> [PROBLEM TO WORK ON] Repeat every record below exactly, omitting any pictures.

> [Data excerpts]
○ ○ ○

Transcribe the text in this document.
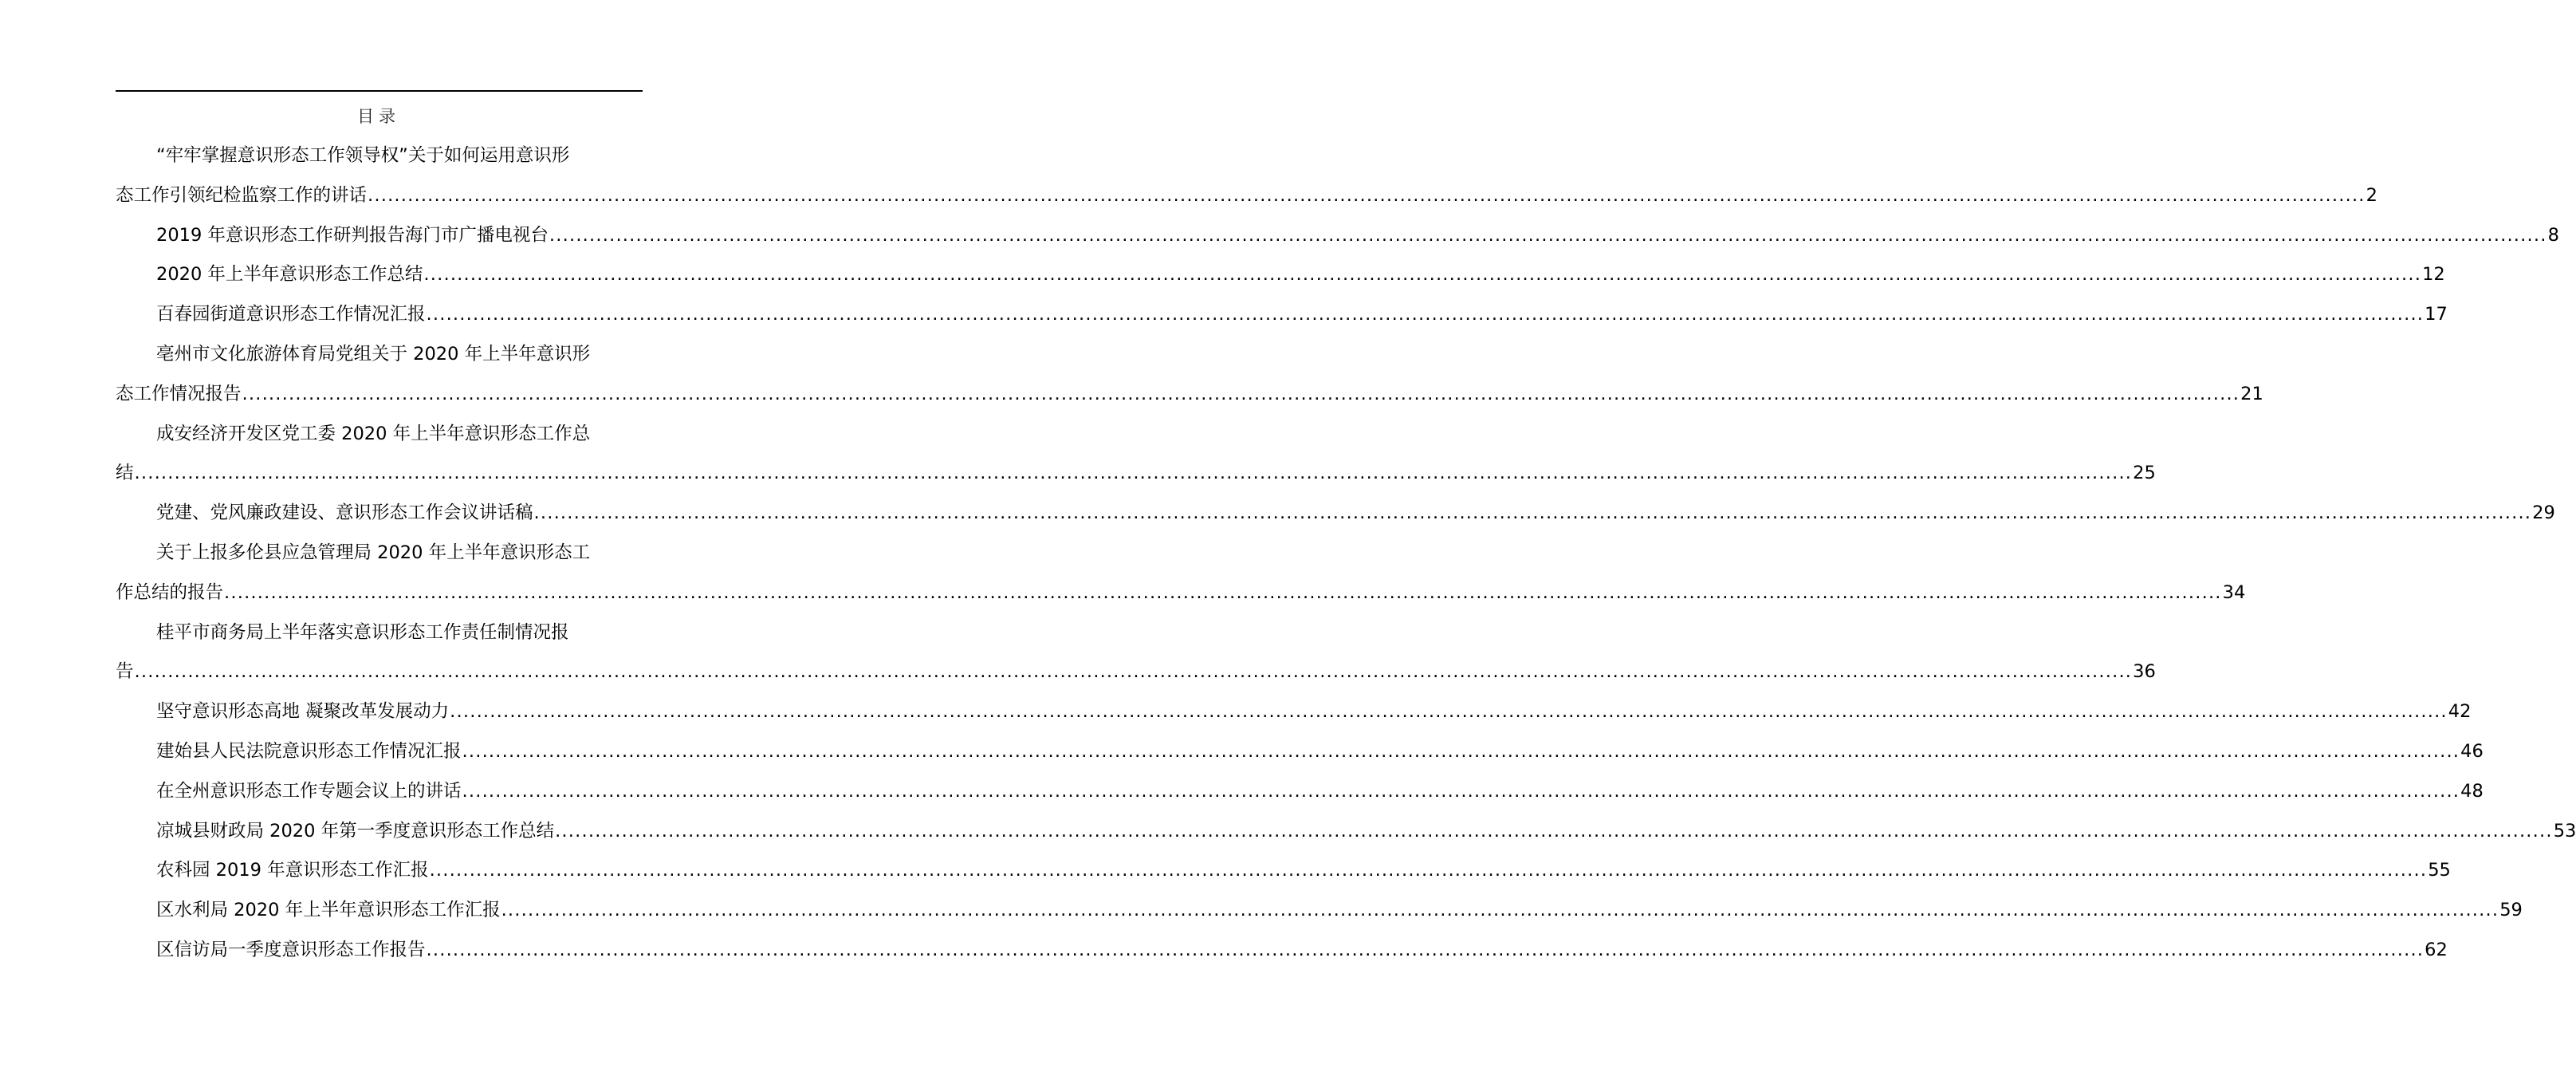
目录
“牢牢掌握意识形态工作领导权”关于如何运用意识形
态工作引领纪检监察工作的讲话 ............................................................................................................................................................................................................................................................................................................ 2
2019 年意识形态工作研判报告海门市广播电视台 ............................................................................................................................................................................................................................................................................................................ 8
2020 年上半年意识形态工作总结 ............................................................................................................................................................................................................................................................................................................ 12
百春园街道意识形态工作情况汇报 ............................................................................................................................................................................................................................................................................................................ 17
亳州市文化旅游体育局党组关于 2020 年上半年意识形
态工作情况报告 ............................................................................................................................................................................................................................................................................................................ 21
成安经济开发区党工委 2020 年上半年意识形态工作总
结 ............................................................................................................................................................................................................................................................................................................ 25
党建、党风廉政建设、意识形态工作会议讲话稿 ............................................................................................................................................................................................................................................................................................................ 29
关于上报多伦县应急管理局 2020 年上半年意识形态工
作总结的报告 ............................................................................................................................................................................................................................................................................................................ 34
桂平市商务局上半年落实意识形态工作责任制情况报
告 ............................................................................................................................................................................................................................................................................................................ 36
坚守意识形态高地 凝聚改革发展动力 ............................................................................................................................................................................................................................................................................................................ 42
建始县人民法院意识形态工作情况汇报 ............................................................................................................................................................................................................................................................................................................ 46
在全州意识形态工作专题会议上的讲话 ............................................................................................................................................................................................................................................................................................................ 48
凉城县财政局 2020 年第一季度意识形态工作总结 ............................................................................................................................................................................................................................................................................................................ 53
农科园 2019 年意识形态工作汇报 ............................................................................................................................................................................................................................................................................................................ 55
区水利局 2020 年上半年意识形态工作汇报 ............................................................................................................................................................................................................................................................................................................ 59
区信访局一季度意识形态工作报告 ............................................................................................................................................................................................................................................................................................................ 62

○ ○ ○

> [RESPONSE TO THIS TASK]
Transcribe the text in this document.
目录
“牢牢掌握意识形态工作领导权”关于如何运用意识形
态工作引领纪检监察工作的讲话 ............................................................................................................................................................................................................................................................................................................ 2
2019 年意识形态工作研判报告海门市广播电视台 ............................................................................................................................................................................................................................................................................................................ 8
2020 年上半年意识形态工作总结 ............................................................................................................................................................................................................................................................................................................ 12
百春园街道意识形态工作情况汇报 ............................................................................................................................................................................................................................................................................................................ 17
亳州市文化旅游体育局党组关于 2020 年上半年意识形
态工作情况报告 ............................................................................................................................................................................................................................................................................................................ 21
成安经济开发区党工委 2020 年上半年意识形态工作总
结 ............................................................................................................................................................................................................................................................................................................ 25
党建、党风廉政建设、意识形态工作会议讲话稿 ............................................................................................................................................................................................................................................................................................................ 29
关于上报多伦县应急管理局 2020 年上半年意识形态工
作总结的报告 ............................................................................................................................................................................................................................................................................................................ 34
桂平市商务局上半年落实意识形态工作责任制情况报
告 ............................................................................................................................................................................................................................................................................................................ 36
坚守意识形态高地 凝聚改革发展动力 ............................................................................................................................................................................................................................................................................................................ 42
建始县人民法院意识形态工作情况汇报 ............................................................................................................................................................................................................................................................................................................ 46
在全州意识形态工作专题会议上的讲话 ............................................................................................................................................................................................................................................................................................................ 48
凉城县财政局 2020 年第一季度意识形态工作总结 ............................................................................................................................................................................................................................................................................................................ 53
农科园 2019 年意识形态工作汇报 ............................................................................................................................................................................................................................................................................................................ 55
区水利局 2020 年上半年意识形态工作汇报 ............................................................................................................................................................................................................................................................................................................ 59
区信访局一季度意识形态工作报告 ............................................................................................................................................................................................................................................................................................................ 62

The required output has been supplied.